Find the number of lines below in which the word "GraphQL" appears, and write that number only.

### Data provided
● ● ●

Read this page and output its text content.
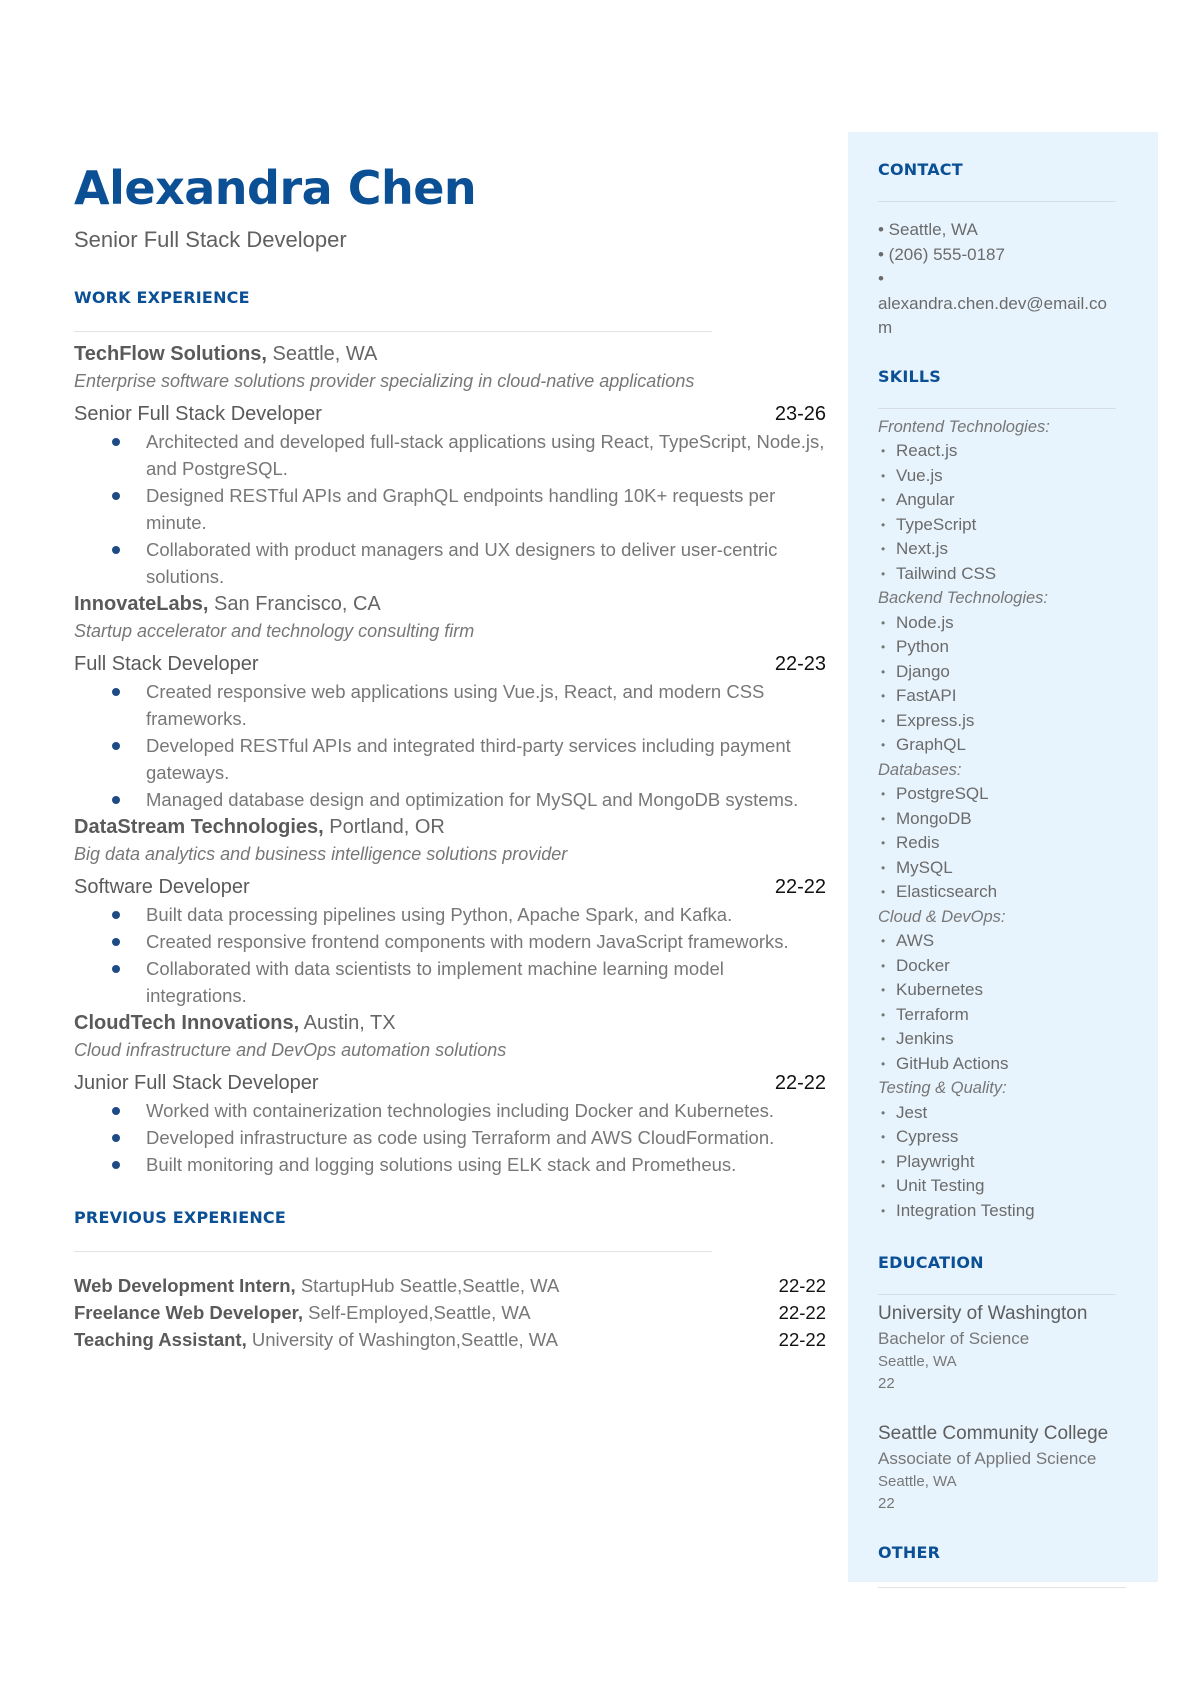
Alexandra Chen
Senior Full Stack Developer
WORK EXPERIENCE
TechFlow Solutions, Seattle, WA
Enterprise software solutions provider specializing in cloud-native applications
Senior Full Stack Developer	23-26
Architected and developed full-stack applications using React, TypeScript, Node.js, and PostgreSQL.
Designed RESTful APIs and GraphQL endpoints handling 10K+ requests per minute.
Collaborated with product managers and UX designers to deliver user-centric solutions.
InnovateLabs, San Francisco, CA
Startup accelerator and technology consulting firm
Full Stack Developer	22-23
Created responsive web applications using Vue.js, React, and modern CSS frameworks.
Developed RESTful APIs and integrated third-party services including payment gateways.
Managed database design and optimization for MySQL and MongoDB systems.
DataStream Technologies, Portland, OR
Big data analytics and business intelligence solutions provider
Software Developer	22-22
Built data processing pipelines using Python, Apache Spark, and Kafka.
Created responsive frontend components with modern JavaScript frameworks.
Collaborated with data scientists to implement machine learning model integrations.
CloudTech Innovations, Austin, TX
Cloud infrastructure and DevOps automation solutions
Junior Full Stack Developer	22-22
Worked with containerization technologies including Docker and Kubernetes.
Developed infrastructure as code using Terraform and AWS CloudFormation.
Built monitoring and logging solutions using ELK stack and Prometheus.
PREVIOUS EXPERIENCE
Web Development Intern, StartupHub Seattle,Seattle, WA	22-22
Freelance Web Developer, Self-Employed,Seattle, WA	22-22
Teaching Assistant, University of Washington,Seattle, WA	22-22
CONTACT
• Seattle, WA
• (206) 555-0187
•
alexandra.chen.dev@email.com
SKILLS
Frontend Technologies:
• React.js
• Vue.js
• Angular
• TypeScript
• Next.js
• Tailwind CSS
Backend Technologies:
• Node.js
• Python
• Django
• FastAPI
• Express.js
• GraphQL
Databases:
• PostgreSQL
• MongoDB
• Redis
• MySQL
• Elasticsearch
Cloud & DevOps:
• AWS
• Docker
• Kubernetes
• Terraform
• Jenkins
• GitHub Actions
Testing & Quality:
• Jest
• Cypress
• Playwright
• Unit Testing
• Integration Testing
EDUCATION
University of Washington
Bachelor of Science
Seattle, WA
22
Seattle Community College
Associate of Applied Science
Seattle, WA
22
OTHER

● ● ●

### In response
2